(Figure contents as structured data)
=====

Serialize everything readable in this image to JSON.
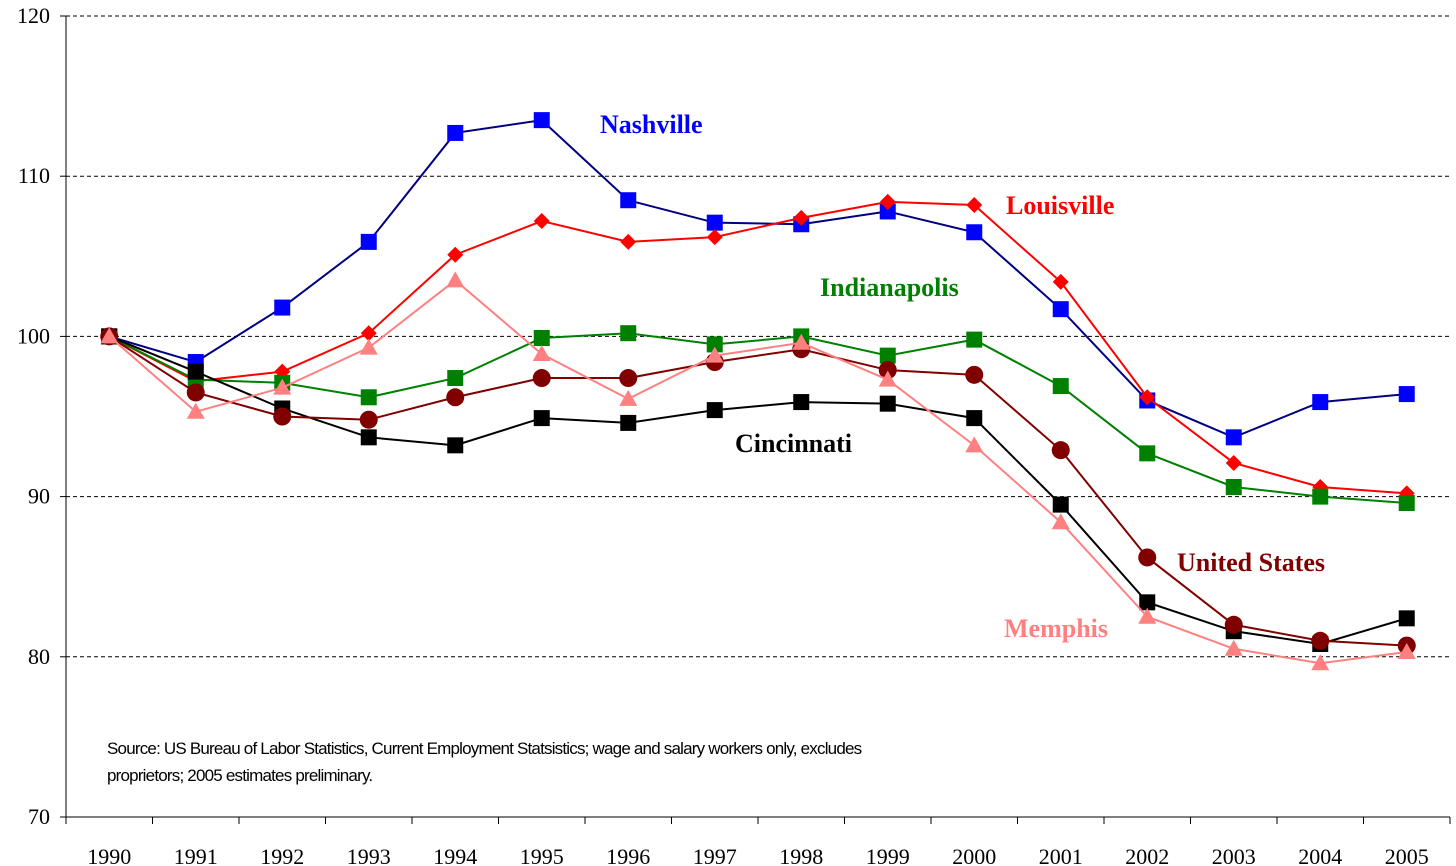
{
  "chart_data": {
    "type": "line",
    "categories": [
      "1990",
      "1991",
      "1992",
      "1993",
      "1994",
      "1995",
      "1996",
      "1997",
      "1998",
      "1999",
      "2000",
      "2001",
      "2002",
      "2003",
      "2004",
      "2005"
    ],
    "series": [
      {
        "name": "Nashville",
        "color": "#0000ff",
        "line_color": "#000080",
        "marker": "square",
        "values": [
          100,
          98.4,
          101.8,
          105.9,
          112.7,
          113.5,
          108.5,
          107.1,
          107.0,
          107.8,
          106.5,
          101.7,
          96.0,
          93.7,
          95.9,
          96.4
        ]
      },
      {
        "name": "Louisville",
        "color": "#ff0000",
        "line_color": "#ff0000",
        "marker": "diamond",
        "values": [
          100,
          97.2,
          97.8,
          100.2,
          105.1,
          107.2,
          105.9,
          106.2,
          107.4,
          108.4,
          108.2,
          103.4,
          96.2,
          92.1,
          90.6,
          90.2
        ]
      },
      {
        "name": "Indianapolis",
        "color": "#008000",
        "line_color": "#008000",
        "marker": "square",
        "values": [
          100,
          97.3,
          97.1,
          96.2,
          97.4,
          99.9,
          100.2,
          99.5,
          100.0,
          98.8,
          99.8,
          96.9,
          92.7,
          90.6,
          90.0,
          89.6
        ]
      },
      {
        "name": "Cincinnati",
        "color": "#000000",
        "line_color": "#000000",
        "marker": "square",
        "values": [
          100,
          97.8,
          95.5,
          93.7,
          93.2,
          94.9,
          94.6,
          95.4,
          95.9,
          95.8,
          94.9,
          89.5,
          83.4,
          81.6,
          80.8,
          82.4
        ]
      },
      {
        "name": "United States",
        "color": "#800000",
        "line_color": "#800000",
        "marker": "circle",
        "values": [
          100,
          96.5,
          95.0,
          94.8,
          96.2,
          97.4,
          97.4,
          98.4,
          99.2,
          97.9,
          97.6,
          92.9,
          86.2,
          82.0,
          81.0,
          80.7
        ]
      },
      {
        "name": "Memphis",
        "color": "#ff8080",
        "line_color": "#ff8080",
        "marker": "triangle",
        "values": [
          100,
          95.3,
          96.8,
          99.3,
          103.5,
          98.9,
          96.1,
          98.8,
          99.6,
          97.3,
          93.2,
          88.4,
          82.5,
          80.5,
          79.6,
          80.3
        ]
      }
    ],
    "ylim": [
      70,
      120
    ],
    "yticks": [
      70,
      80,
      90,
      100,
      110,
      120
    ],
    "grid": true,
    "source_note": [
      "Source: US Bureau of Labor Statistics, Current Employment Statsistics; wage and salary workers only, excludes",
      "proprietors; 2005 estimates preliminary."
    ]
  }
}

=====

### [DIRECTIVE]
Reproduce the data verbatim. Do not carry any picture into the copy.

### [THE SOLUTION]
Serialize everything readable in this image to JSON.
{
  "chart_data": {
    "type": "line",
    "categories": [
      "1990",
      "1991",
      "1992",
      "1993",
      "1994",
      "1995",
      "1996",
      "1997",
      "1998",
      "1999",
      "2000",
      "2001",
      "2002",
      "2003",
      "2004",
      "2005"
    ],
    "series": [
      {
        "name": "Nashville",
        "color": "#0000ff",
        "line_color": "#000080",
        "marker": "square",
        "values": [
          100,
          98.4,
          101.8,
          105.9,
          112.7,
          113.5,
          108.5,
          107.1,
          107.0,
          107.8,
          106.5,
          101.7,
          96.0,
          93.7,
          95.9,
          96.4
        ]
      },
      {
        "name": "Louisville",
        "color": "#ff0000",
        "line_color": "#ff0000",
        "marker": "diamond",
        "values": [
          100,
          97.2,
          97.8,
          100.2,
          105.1,
          107.2,
          105.9,
          106.2,
          107.4,
          108.4,
          108.2,
          103.4,
          96.2,
          92.1,
          90.6,
          90.2
        ]
      },
      {
        "name": "Indianapolis",
        "color": "#008000",
        "line_color": "#008000",
        "marker": "square",
        "values": [
          100,
          97.3,
          97.1,
          96.2,
          97.4,
          99.9,
          100.2,
          99.5,
          100.0,
          98.8,
          99.8,
          96.9,
          92.7,
          90.6,
          90.0,
          89.6
        ]
      },
      {
        "name": "Cincinnati",
        "color": "#000000",
        "line_color": "#000000",
        "marker": "square",
        "values": [
          100,
          97.8,
          95.5,
          93.7,
          93.2,
          94.9,
          94.6,
          95.4,
          95.9,
          95.8,
          94.9,
          89.5,
          83.4,
          81.6,
          80.8,
          82.4
        ]
      },
      {
        "name": "United States",
        "color": "#800000",
        "line_color": "#800000",
        "marker": "circle",
        "values": [
          100,
          96.5,
          95.0,
          94.8,
          96.2,
          97.4,
          97.4,
          98.4,
          99.2,
          97.9,
          97.6,
          92.9,
          86.2,
          82.0,
          81.0,
          80.7
        ]
      },
      {
        "name": "Memphis",
        "color": "#ff8080",
        "line_color": "#ff8080",
        "marker": "triangle",
        "values": [
          100,
          95.3,
          96.8,
          99.3,
          103.5,
          98.9,
          96.1,
          98.8,
          99.6,
          97.3,
          93.2,
          88.4,
          82.5,
          80.5,
          79.6,
          80.3
        ]
      }
    ],
    "ylim": [
      70,
      120
    ],
    "yticks": [
      70,
      80,
      90,
      100,
      110,
      120
    ],
    "grid": true,
    "source_note": [
      "Source: US Bureau of Labor Statistics, Current Employment Statsistics; wage and salary workers only, excludes",
      "proprietors; 2005 estimates preliminary."
    ]
  }
}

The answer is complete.